Stored records

=====

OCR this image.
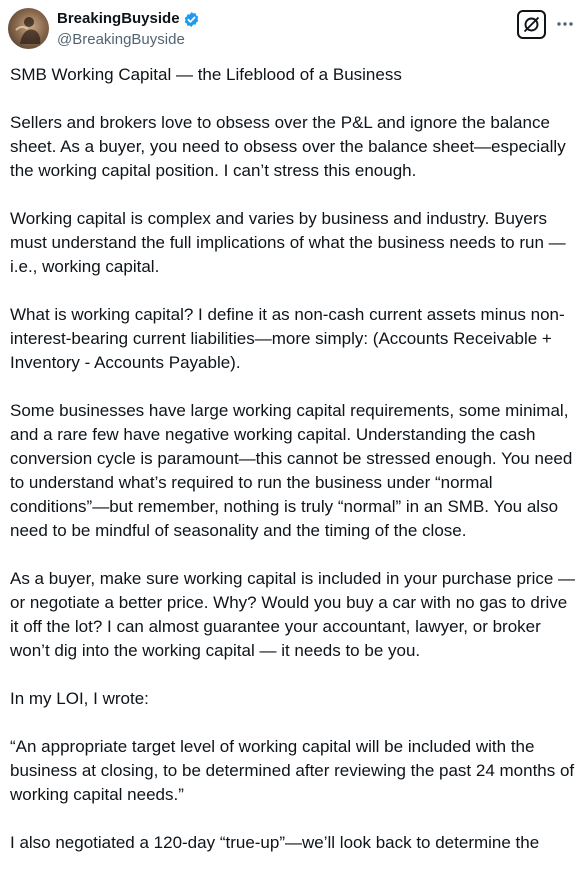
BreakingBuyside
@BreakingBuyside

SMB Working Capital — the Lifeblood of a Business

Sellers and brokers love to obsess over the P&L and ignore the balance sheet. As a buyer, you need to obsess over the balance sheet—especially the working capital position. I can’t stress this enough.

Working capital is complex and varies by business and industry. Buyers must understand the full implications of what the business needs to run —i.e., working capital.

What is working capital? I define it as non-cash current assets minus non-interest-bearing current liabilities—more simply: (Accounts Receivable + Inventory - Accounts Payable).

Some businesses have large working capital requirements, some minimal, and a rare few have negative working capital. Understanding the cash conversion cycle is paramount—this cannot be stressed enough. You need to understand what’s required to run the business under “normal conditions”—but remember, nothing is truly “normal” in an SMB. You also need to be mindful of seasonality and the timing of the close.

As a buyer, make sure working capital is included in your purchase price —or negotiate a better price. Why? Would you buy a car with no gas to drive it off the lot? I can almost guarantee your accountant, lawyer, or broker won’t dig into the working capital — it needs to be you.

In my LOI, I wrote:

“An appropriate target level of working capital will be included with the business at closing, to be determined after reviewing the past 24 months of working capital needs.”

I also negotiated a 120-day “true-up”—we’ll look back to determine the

=====

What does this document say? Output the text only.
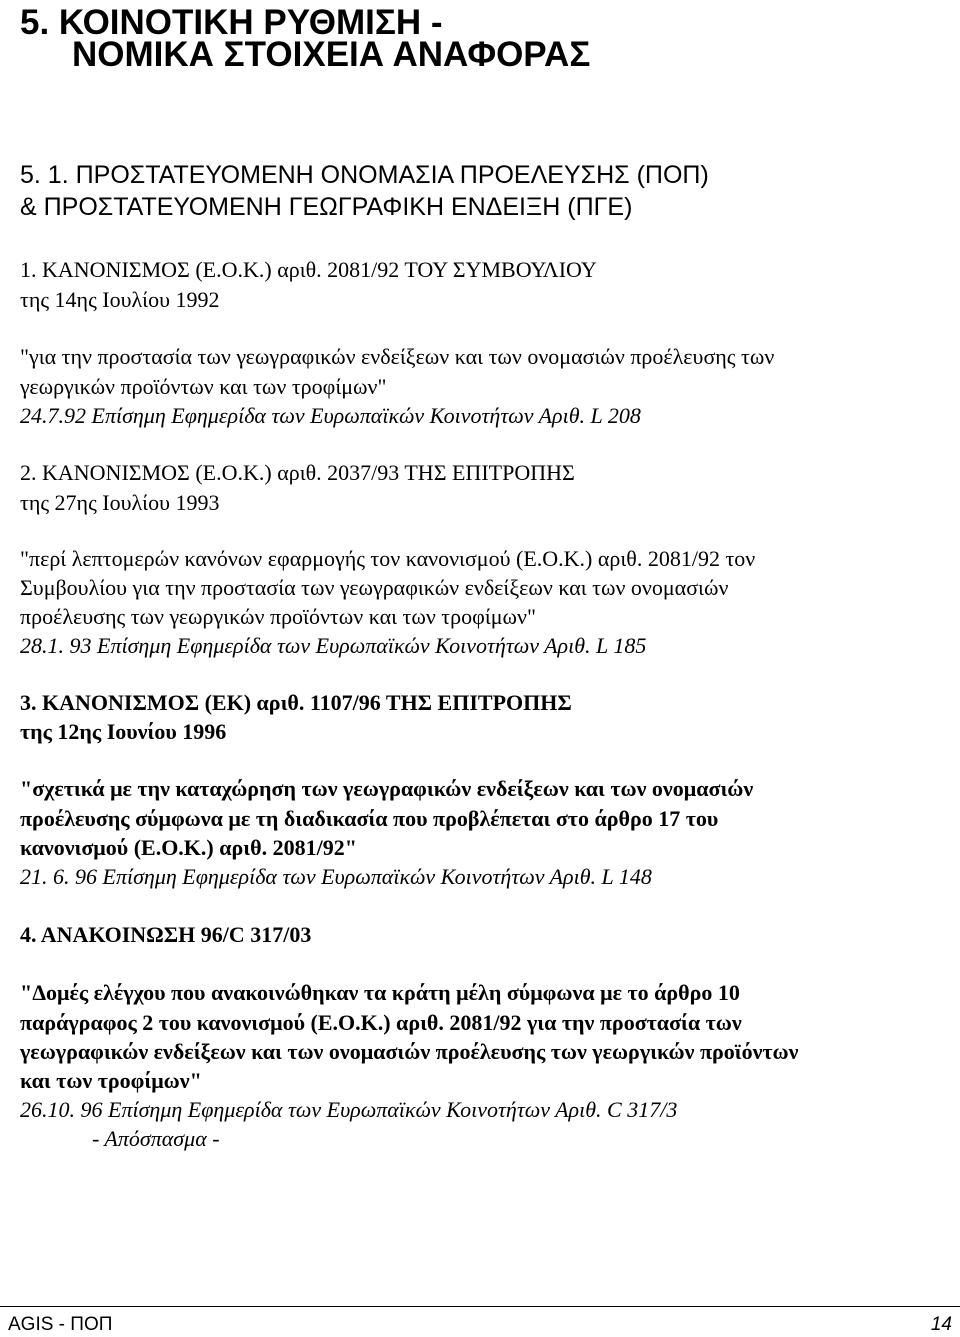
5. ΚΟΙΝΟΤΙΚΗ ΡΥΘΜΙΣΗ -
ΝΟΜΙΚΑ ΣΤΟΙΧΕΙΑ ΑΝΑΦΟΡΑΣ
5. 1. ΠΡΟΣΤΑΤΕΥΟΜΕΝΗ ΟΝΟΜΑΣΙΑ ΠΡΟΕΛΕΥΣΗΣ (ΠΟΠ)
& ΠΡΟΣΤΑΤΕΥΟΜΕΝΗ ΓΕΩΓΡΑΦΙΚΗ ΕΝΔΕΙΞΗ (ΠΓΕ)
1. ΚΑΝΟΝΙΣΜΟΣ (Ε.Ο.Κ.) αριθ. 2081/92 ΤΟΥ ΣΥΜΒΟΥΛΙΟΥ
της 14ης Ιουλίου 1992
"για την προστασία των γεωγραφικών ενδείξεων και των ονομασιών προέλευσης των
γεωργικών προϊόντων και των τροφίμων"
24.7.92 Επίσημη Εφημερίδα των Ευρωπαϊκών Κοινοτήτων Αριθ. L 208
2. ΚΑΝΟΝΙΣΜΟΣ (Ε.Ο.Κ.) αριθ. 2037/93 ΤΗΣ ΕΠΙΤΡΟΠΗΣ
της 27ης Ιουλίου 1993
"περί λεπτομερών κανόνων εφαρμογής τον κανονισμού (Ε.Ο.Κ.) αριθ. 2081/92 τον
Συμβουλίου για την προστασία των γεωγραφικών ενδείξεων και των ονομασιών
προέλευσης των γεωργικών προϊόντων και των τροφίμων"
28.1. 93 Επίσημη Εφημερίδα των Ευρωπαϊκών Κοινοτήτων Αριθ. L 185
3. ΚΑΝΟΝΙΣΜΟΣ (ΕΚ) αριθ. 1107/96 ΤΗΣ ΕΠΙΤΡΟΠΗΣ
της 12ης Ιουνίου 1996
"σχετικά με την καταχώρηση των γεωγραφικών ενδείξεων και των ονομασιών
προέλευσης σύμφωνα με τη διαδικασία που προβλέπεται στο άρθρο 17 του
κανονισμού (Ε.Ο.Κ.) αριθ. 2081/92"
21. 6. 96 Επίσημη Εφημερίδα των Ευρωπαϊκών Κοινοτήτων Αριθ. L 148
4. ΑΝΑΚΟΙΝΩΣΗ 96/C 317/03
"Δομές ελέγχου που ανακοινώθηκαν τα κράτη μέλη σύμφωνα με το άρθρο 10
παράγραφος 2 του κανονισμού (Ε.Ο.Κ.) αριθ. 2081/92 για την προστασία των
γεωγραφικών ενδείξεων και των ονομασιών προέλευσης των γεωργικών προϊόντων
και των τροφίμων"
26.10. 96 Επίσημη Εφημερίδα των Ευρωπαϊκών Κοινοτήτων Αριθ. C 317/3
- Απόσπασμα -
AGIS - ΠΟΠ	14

=====

▸ To be done:
Lines containing the string "ενδείξεων" should be counted; reply with their number and nothing more.

▸ Exercise result:
4